* INPUT DATA *
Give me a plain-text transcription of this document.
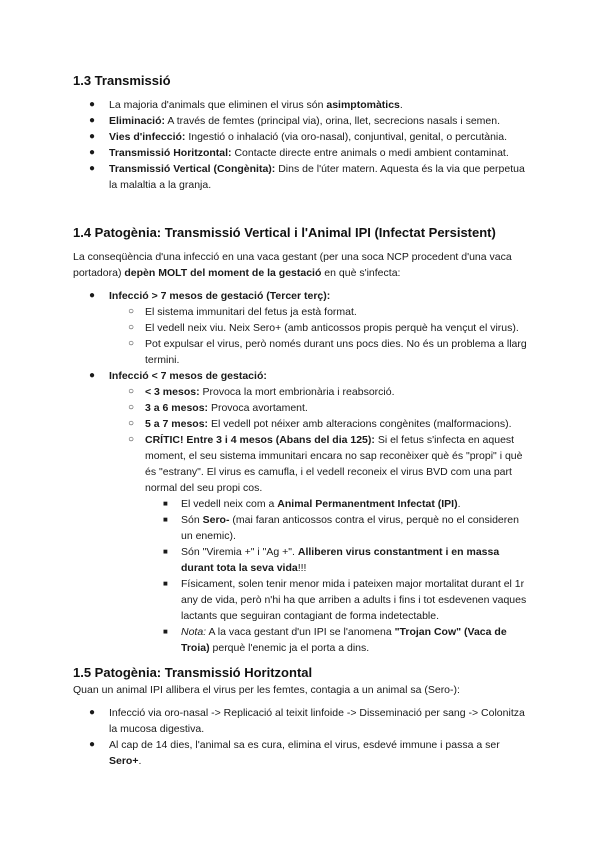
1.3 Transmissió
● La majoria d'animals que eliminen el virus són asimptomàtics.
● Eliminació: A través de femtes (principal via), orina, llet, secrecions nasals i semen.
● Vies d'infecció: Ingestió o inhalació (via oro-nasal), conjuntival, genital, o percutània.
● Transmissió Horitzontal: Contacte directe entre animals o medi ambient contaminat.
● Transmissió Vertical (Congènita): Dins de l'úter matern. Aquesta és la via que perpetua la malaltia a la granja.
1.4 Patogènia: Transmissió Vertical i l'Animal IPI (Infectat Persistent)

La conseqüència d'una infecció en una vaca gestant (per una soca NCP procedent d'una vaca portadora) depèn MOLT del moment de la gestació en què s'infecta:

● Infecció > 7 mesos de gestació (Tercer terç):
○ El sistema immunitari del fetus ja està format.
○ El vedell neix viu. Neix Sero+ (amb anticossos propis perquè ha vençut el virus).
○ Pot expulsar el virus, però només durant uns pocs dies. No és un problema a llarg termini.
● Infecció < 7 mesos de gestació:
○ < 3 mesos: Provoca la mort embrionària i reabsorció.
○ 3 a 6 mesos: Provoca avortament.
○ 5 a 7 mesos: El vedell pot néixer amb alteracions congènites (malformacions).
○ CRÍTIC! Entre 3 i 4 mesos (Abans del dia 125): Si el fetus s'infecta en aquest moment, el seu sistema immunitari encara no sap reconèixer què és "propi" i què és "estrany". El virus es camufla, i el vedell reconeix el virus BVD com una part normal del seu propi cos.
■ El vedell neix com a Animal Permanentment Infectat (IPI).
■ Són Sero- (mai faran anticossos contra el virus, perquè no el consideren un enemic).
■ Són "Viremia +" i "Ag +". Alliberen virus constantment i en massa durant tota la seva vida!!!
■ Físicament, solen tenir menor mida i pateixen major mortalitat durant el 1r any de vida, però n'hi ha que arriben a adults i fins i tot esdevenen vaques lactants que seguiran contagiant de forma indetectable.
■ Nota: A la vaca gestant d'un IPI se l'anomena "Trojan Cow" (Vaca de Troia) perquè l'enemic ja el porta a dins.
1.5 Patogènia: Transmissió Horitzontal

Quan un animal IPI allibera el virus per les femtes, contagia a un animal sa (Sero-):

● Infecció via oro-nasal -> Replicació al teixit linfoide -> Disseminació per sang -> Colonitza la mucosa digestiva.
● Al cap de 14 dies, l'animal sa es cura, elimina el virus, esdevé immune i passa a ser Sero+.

* DESCRIPTION OF THE TASK *
When you restate the listing, keep every word as it is and drop the pictures.

* FINISHED TASK *
Give me a plain-text transcription of this document.
1.3 Transmissió
● La majoria d'animals que eliminen el virus són asimptomàtics.
● Eliminació: A través de femtes (principal via), orina, llet, secrecions nasals i semen.
● Vies d'infecció: Ingestió o inhalació (via oro-nasal), conjuntival, genital, o percutània.
● Transmissió Horitzontal: Contacte directe entre animals o medi ambient contaminat.
● Transmissió Vertical (Congènita): Dins de l'úter matern. Aquesta és la via que perpetua la malaltia a la granja.
1.4 Patogènia: Transmissió Vertical i l'Animal IPI (Infectat Persistent)

La conseqüència d'una infecció en una vaca gestant (per una soca NCP procedent d'una vaca portadora) depèn MOLT del moment de la gestació en què s'infecta:

● Infecció > 7 mesos de gestació (Tercer terç):
○ El sistema immunitari del fetus ja està format.
○ El vedell neix viu. Neix Sero+ (amb anticossos propis perquè ha vençut el virus).
○ Pot expulsar el virus, però només durant uns pocs dies. No és un problema a llarg termini.
● Infecció < 7 mesos de gestació:
○ < 3 mesos: Provoca la mort embrionària i reabsorció.
○ 3 a 6 mesos: Provoca avortament.
○ 5 a 7 mesos: El vedell pot néixer amb alteracions congènites (malformacions).
○ CRÍTIC! Entre 3 i 4 mesos (Abans del dia 125): Si el fetus s'infecta en aquest moment, el seu sistema immunitari encara no sap reconèixer què és "propi" i què és "estrany". El virus es camufla, i el vedell reconeix el virus BVD com una part normal del seu propi cos.
■ El vedell neix com a Animal Permanentment Infectat (IPI).
■ Són Sero- (mai faran anticossos contra el virus, perquè no el consideren un enemic).
■ Són "Viremia +" i "Ag +". Alliberen virus constantment i en massa durant tota la seva vida!!!
■ Físicament, solen tenir menor mida i pateixen major mortalitat durant el 1r any de vida, però n'hi ha que arriben a adults i fins i tot esdevenen vaques lactants que seguiran contagiant de forma indetectable.
■ Nota: A la vaca gestant d'un IPI se l'anomena "Trojan Cow" (Vaca de Troia) perquè l'enemic ja el porta a dins.
1.5 Patogènia: Transmissió Horitzontal

Quan un animal IPI allibera el virus per les femtes, contagia a un animal sa (Sero-):

● Infecció via oro-nasal -> Replicació al teixit linfoide -> Disseminació per sang -> Colonitza la mucosa digestiva.
● Al cap de 14 dies, l'animal sa es cura, elimina el virus, esdevé immune i passa a ser Sero+.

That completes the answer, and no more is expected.